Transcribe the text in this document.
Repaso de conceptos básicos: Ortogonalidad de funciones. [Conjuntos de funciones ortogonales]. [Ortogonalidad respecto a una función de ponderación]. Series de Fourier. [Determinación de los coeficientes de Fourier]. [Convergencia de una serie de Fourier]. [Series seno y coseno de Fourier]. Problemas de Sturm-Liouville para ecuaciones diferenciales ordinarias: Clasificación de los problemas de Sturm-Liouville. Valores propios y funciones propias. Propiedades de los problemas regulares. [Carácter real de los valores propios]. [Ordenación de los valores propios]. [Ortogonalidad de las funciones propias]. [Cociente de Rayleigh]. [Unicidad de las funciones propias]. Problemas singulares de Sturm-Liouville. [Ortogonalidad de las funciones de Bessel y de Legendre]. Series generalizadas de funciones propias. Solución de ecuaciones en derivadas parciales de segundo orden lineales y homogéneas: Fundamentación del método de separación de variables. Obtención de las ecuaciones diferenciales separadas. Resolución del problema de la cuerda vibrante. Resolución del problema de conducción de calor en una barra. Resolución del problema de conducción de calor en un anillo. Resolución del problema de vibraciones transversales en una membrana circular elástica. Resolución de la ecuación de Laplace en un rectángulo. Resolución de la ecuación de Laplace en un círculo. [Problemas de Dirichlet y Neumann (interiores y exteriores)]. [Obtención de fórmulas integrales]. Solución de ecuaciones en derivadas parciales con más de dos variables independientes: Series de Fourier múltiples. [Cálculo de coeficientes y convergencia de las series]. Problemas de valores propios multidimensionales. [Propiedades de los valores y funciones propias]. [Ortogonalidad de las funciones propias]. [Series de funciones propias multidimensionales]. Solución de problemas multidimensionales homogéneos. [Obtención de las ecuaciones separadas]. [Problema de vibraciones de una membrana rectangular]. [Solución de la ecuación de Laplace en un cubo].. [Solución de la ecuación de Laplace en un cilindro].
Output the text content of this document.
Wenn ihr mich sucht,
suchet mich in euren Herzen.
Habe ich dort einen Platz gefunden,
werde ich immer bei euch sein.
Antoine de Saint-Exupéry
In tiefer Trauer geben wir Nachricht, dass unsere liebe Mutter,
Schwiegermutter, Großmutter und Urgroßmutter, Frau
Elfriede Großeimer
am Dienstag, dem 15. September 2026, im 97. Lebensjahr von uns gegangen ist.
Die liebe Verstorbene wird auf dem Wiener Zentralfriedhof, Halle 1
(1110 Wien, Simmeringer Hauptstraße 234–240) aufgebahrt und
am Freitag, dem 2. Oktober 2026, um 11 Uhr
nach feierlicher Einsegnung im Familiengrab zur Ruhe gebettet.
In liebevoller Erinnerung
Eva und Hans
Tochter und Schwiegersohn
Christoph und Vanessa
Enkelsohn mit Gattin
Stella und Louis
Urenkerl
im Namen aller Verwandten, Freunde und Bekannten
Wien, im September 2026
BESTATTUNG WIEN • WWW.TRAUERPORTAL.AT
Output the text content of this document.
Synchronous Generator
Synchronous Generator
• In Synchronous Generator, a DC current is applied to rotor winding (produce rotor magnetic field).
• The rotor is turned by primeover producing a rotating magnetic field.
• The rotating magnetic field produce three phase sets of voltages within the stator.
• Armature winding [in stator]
------------------------------
Task statement:
From the data above, show each line that contains "produce".

Reply:
• In Synchronous Generator, a DC current is applied to rotor winding (produce rotor magnetic field).
• The rotating magnetic field produce three phase sets of voltages within the stator.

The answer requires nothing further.